REQUIREMENTS |
Extract each line from the entries below that has the string "operate" in it.

# start of SOURCE MATERIAL

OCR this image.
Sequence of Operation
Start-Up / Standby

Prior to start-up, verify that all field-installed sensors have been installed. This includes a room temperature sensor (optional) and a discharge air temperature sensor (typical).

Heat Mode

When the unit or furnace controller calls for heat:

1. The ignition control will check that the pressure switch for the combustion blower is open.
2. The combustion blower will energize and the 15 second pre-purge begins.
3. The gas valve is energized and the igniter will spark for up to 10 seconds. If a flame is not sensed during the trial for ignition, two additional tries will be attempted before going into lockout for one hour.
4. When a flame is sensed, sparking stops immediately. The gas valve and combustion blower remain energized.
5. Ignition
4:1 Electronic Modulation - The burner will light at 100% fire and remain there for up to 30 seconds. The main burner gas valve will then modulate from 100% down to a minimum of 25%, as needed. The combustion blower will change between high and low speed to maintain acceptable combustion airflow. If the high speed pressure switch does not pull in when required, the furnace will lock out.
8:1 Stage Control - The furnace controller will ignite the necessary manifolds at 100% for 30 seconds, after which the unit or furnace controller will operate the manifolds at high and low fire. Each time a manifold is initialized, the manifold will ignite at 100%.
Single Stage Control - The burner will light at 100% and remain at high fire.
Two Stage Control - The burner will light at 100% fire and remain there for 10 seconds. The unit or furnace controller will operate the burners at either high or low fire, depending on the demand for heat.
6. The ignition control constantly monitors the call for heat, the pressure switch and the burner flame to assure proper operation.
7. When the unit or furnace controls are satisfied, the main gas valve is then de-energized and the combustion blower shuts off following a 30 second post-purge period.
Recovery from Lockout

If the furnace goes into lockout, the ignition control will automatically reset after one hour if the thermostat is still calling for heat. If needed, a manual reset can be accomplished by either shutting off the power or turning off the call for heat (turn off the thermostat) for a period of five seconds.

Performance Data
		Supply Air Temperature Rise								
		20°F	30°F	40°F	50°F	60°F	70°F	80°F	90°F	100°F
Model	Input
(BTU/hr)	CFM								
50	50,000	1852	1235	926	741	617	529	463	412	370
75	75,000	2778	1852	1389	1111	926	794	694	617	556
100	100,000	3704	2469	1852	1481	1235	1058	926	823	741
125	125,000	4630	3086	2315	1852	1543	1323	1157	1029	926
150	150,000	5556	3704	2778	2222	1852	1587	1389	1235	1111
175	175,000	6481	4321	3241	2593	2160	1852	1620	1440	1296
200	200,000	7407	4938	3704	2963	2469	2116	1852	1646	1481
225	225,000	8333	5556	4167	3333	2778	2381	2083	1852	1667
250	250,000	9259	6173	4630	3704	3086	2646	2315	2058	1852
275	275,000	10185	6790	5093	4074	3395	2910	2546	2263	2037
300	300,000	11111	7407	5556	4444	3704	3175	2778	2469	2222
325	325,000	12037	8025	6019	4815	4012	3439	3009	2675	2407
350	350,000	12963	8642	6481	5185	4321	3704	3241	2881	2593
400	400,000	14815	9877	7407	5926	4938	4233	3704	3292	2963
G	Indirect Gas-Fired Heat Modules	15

# end of SOURCE MATERIAL

ANSWER TO THE EXERCISE |
8:1 Stage Control - The furnace controller will ignite the necessary manifolds at 100% for 30 seconds, after which the unit or furnace controller will operate the manifolds at high and low fire. Each time a manifold is initialized, the manifold will ignite at 100%.
Two Stage Control - The burner will light at 100% fire and remain there for 10 seconds. The unit or furnace controller will operate the burners at either high or low fire, depending on the demand for heat.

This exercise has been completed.